**Written instruction**
Transcribe every record that appears below, exactly and in full.

**Material shown**
════════════════════

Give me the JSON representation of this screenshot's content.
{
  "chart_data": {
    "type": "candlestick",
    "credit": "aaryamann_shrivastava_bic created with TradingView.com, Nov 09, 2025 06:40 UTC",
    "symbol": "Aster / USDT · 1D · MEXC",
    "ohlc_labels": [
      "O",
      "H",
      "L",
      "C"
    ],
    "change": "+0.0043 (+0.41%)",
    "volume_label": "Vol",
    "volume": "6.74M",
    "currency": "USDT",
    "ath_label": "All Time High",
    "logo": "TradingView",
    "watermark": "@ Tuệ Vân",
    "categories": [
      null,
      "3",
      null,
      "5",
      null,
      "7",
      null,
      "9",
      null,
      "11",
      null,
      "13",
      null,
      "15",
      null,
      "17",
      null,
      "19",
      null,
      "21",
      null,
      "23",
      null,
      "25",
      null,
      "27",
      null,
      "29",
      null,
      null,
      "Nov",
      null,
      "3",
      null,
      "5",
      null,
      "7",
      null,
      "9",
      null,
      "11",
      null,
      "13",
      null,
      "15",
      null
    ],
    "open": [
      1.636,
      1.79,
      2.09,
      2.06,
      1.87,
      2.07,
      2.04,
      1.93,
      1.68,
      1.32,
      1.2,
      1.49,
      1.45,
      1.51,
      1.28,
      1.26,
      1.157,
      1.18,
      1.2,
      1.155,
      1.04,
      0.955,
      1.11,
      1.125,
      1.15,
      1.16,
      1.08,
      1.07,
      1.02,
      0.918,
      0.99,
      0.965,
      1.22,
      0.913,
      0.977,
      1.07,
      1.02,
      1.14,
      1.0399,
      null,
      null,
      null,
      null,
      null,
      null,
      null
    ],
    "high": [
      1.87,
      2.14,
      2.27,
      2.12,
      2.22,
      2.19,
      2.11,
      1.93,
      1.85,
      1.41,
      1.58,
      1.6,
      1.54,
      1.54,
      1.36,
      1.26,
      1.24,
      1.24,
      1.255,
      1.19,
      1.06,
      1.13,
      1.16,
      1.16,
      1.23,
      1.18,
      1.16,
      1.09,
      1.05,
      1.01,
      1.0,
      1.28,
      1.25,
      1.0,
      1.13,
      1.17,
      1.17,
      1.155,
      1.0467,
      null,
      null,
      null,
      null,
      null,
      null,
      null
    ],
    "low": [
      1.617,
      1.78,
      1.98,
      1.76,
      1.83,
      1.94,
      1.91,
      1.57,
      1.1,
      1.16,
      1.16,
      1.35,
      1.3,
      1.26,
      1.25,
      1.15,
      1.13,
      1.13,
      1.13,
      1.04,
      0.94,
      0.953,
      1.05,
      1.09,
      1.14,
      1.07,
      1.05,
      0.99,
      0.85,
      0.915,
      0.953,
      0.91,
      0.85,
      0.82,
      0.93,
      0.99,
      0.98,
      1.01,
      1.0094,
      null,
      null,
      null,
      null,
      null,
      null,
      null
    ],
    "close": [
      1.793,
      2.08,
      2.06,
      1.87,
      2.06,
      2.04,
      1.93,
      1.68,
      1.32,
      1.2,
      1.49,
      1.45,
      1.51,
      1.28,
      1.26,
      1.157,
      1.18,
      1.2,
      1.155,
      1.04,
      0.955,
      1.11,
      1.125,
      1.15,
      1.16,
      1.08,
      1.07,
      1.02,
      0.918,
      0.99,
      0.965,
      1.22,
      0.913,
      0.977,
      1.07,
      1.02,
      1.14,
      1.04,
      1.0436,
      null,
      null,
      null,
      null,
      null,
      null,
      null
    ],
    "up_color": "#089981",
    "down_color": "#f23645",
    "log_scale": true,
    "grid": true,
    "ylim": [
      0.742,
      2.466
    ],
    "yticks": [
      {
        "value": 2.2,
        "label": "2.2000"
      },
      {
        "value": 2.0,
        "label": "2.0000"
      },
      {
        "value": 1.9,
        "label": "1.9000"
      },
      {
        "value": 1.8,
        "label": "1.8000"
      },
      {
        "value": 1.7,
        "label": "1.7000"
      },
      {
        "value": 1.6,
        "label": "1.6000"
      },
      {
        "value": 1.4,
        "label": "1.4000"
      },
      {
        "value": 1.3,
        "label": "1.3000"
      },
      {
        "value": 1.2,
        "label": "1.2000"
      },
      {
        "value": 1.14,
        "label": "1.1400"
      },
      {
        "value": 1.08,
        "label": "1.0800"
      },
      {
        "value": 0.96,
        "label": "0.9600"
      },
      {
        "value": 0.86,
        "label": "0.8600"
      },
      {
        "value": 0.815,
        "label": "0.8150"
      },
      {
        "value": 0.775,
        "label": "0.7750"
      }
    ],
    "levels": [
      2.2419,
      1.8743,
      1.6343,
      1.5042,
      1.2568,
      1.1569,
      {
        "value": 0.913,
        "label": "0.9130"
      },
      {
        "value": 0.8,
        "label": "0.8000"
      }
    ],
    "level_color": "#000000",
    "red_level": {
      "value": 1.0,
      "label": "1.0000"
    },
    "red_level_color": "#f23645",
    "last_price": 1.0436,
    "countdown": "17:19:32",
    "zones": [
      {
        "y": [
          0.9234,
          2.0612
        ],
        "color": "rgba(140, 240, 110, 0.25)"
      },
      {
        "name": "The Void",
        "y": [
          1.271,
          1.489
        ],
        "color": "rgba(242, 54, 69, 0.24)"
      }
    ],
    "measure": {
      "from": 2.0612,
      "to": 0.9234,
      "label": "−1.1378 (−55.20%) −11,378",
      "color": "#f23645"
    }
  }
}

════════════════════

**Written response**
Give me the JSON representation of this screenshot's content.
{
  "chart_data": {
    "type": "candlestick",
    "credit": "aaryamann_shrivastava_bic created with TradingView.com, Nov 09, 2025 06:40 UTC",
    "symbol": "Aster / USDT · 1D · MEXC",
    "ohlc_labels": [
      "O",
      "H",
      "L",
      "C"
    ],
    "change": "+0.0043 (+0.41%)",
    "volume_label": "Vol",
    "volume": "6.74M",
    "currency": "USDT",
    "ath_label": "All Time High",
    "logo": "TradingView",
    "watermark": "@ Tuệ Vân",
    "categories": [
      null,
      "3",
      null,
      "5",
      null,
      "7",
      null,
      "9",
      null,
      "11",
      null,
      "13",
      null,
      "15",
      null,
      "17",
      null,
      "19",
      null,
      "21",
      null,
      "23",
      null,
      "25",
      null,
      "27",
      null,
      "29",
      null,
      null,
      "Nov",
      null,
      "3",
      null,
      "5",
      null,
      "7",
      null,
      "9",
      null,
      "11",
      null,
      "13",
      null,
      "15",
      null
    ],
    "open": [
      1.636,
      1.79,
      2.09,
      2.06,
      1.87,
      2.07,
      2.04,
      1.93,
      1.68,
      1.32,
      1.2,
      1.49,
      1.45,
      1.51,
      1.28,
      1.26,
      1.157,
      1.18,
      1.2,
      1.155,
      1.04,
      0.955,
      1.11,
      1.125,
      1.15,
      1.16,
      1.08,
      1.07,
      1.02,
      0.918,
      0.99,
      0.965,
      1.22,
      0.913,
      0.977,
      1.07,
      1.02,
      1.14,
      1.0399,
      null,
      null,
      null,
      null,
      null,
      null,
      null
    ],
    "high": [
      1.87,
      2.14,
      2.27,
      2.12,
      2.22,
      2.19,
      2.11,
      1.93,
      1.85,
      1.41,
      1.58,
      1.6,
      1.54,
      1.54,
      1.36,
      1.26,
      1.24,
      1.24,
      1.255,
      1.19,
      1.06,
      1.13,
      1.16,
      1.16,
      1.23,
      1.18,
      1.16,
      1.09,
      1.05,
      1.01,
      1.0,
      1.28,
      1.25,
      1.0,
      1.13,
      1.17,
      1.17,
      1.155,
      1.0467,
      null,
      null,
      null,
      null,
      null,
      null,
      null
    ],
    "low": [
      1.617,
      1.78,
      1.98,
      1.76,
      1.83,
      1.94,
      1.91,
      1.57,
      1.1,
      1.16,
      1.16,
      1.35,
      1.3,
      1.26,
      1.25,
      1.15,
      1.13,
      1.13,
      1.13,
      1.04,
      0.94,
      0.953,
      1.05,
      1.09,
      1.14,
      1.07,
      1.05,
      0.99,
      0.85,
      0.915,
      0.953,
      0.91,
      0.85,
      0.82,
      0.93,
      0.99,
      0.98,
      1.01,
      1.0094,
      null,
      null,
      null,
      null,
      null,
      null,
      null
    ],
    "close": [
      1.793,
      2.08,
      2.06,
      1.87,
      2.06,
      2.04,
      1.93,
      1.68,
      1.32,
      1.2,
      1.49,
      1.45,
      1.51,
      1.28,
      1.26,
      1.157,
      1.18,
      1.2,
      1.155,
      1.04,
      0.955,
      1.11,
      1.125,
      1.15,
      1.16,
      1.08,
      1.07,
      1.02,
      0.918,
      0.99,
      0.965,
      1.22,
      0.913,
      0.977,
      1.07,
      1.02,
      1.14,
      1.04,
      1.0436,
      null,
      null,
      null,
      null,
      null,
      null,
      null
    ],
    "up_color": "#089981",
    "down_color": "#f23645",
    "log_scale": true,
    "grid": true,
    "ylim": [
      0.742,
      2.466
    ],
    "yticks": [
      {
        "value": 2.2,
        "label": "2.2000"
      },
      {
        "value": 2.0,
        "label": "2.0000"
      },
      {
        "value": 1.9,
        "label": "1.9000"
      },
      {
        "value": 1.8,
        "label": "1.8000"
      },
      {
        "value": 1.7,
        "label": "1.7000"
      },
      {
        "value": 1.6,
        "label": "1.6000"
      },
      {
        "value": 1.4,
        "label": "1.4000"
      },
      {
        "value": 1.3,
        "label": "1.3000"
      },
      {
        "value": 1.2,
        "label": "1.2000"
      },
      {
        "value": 1.14,
        "label": "1.1400"
      },
      {
        "value": 1.08,
        "label": "1.0800"
      },
      {
        "value": 0.96,
        "label": "0.9600"
      },
      {
        "value": 0.86,
        "label": "0.8600"
      },
      {
        "value": 0.815,
        "label": "0.8150"
      },
      {
        "value": 0.775,
        "label": "0.7750"
      }
    ],
    "levels": [
      2.2419,
      1.8743,
      1.6343,
      1.5042,
      1.2568,
      1.1569,
      {
        "value": 0.913,
        "label": "0.9130"
      },
      {
        "value": 0.8,
        "label": "0.8000"
      }
    ],
    "level_color": "#000000",
    "red_level": {
      "value": 1.0,
      "label": "1.0000"
    },
    "red_level_color": "#f23645",
    "last_price": 1.0436,
    "countdown": "17:19:32",
    "zones": [
      {
        "y": [
          0.9234,
          2.0612
        ],
        "color": "rgba(140, 240, 110, 0.25)"
      },
      {
        "name": "The Void",
        "y": [
          1.271,
          1.489
        ],
        "color": "rgba(242, 54, 69, 0.24)"
      }
    ],
    "measure": {
      "from": 2.0612,
      "to": 0.9234,
      "label": "−1.1378 (−55.20%) −11,378",
      "color": "#f23645"
    }
  }
}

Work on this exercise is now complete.